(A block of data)
------------------------------------------------------------------------

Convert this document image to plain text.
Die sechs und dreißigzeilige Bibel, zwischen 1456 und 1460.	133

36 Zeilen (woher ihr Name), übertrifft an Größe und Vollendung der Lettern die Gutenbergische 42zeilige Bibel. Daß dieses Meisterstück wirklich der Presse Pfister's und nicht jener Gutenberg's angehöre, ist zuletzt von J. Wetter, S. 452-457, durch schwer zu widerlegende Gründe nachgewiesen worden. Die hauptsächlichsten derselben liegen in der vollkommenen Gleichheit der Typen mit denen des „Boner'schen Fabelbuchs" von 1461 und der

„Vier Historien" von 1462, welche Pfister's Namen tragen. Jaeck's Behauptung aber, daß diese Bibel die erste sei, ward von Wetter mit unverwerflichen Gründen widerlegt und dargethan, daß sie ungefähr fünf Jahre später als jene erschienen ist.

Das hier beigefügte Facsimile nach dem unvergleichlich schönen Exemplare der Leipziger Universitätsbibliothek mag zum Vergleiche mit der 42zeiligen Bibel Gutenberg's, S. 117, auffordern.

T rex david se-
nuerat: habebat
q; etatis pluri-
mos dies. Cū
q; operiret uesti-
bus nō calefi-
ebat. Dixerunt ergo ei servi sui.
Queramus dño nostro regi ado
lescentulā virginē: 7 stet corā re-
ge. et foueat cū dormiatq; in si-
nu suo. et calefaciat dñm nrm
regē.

------------------------------------------------------------------------

▶ STATED GOAL
Type out the material again exactly as presented.

▶ SOLUTION
Convert this document image to plain text.
Die sechs und dreißigzeilige Bibel, zwischen 1456 und 1460.	133

36 Zeilen (woher ihr Name), übertrifft an Größe und Vollendung der Lettern die Gutenbergische 42zeilige Bibel. Daß dieses Meisterstück wirklich der Presse Pfister's und nicht jener Gutenberg's angehöre, ist zuletzt von J. Wetter, S. 452-457, durch schwer zu widerlegende Gründe nachgewiesen worden. Die hauptsächlichsten derselben liegen in der vollkommenen Gleichheit der Typen mit denen des „Boner'schen Fabelbuchs" von 1461 und der

„Vier Historien" von 1462, welche Pfister's Namen tragen. Jaeck's Behauptung aber, daß diese Bibel die erste sei, ward von Wetter mit unverwerflichen Gründen widerlegt und dargethan, daß sie ungefähr fünf Jahre später als jene erschienen ist.

Das hier beigefügte Facsimile nach dem unvergleichlich schönen Exemplare der Leipziger Universitätsbibliothek mag zum Vergleiche mit der 42zeiligen Bibel Gutenberg's, S. 117, auffordern.

T rex david se-
nuerat: habebat
q; etatis pluri-
mos dies. Cū
q; operiret uesti-
bus nō calefi-
ebat. Dixerunt ergo ei servi sui.
Queramus dño nostro regi ado
lescentulā virginē: 7 stet corā re-
ge. et foueat cū dormiatq; in si-
nu suo. et calefaciat dñm nrm
regē.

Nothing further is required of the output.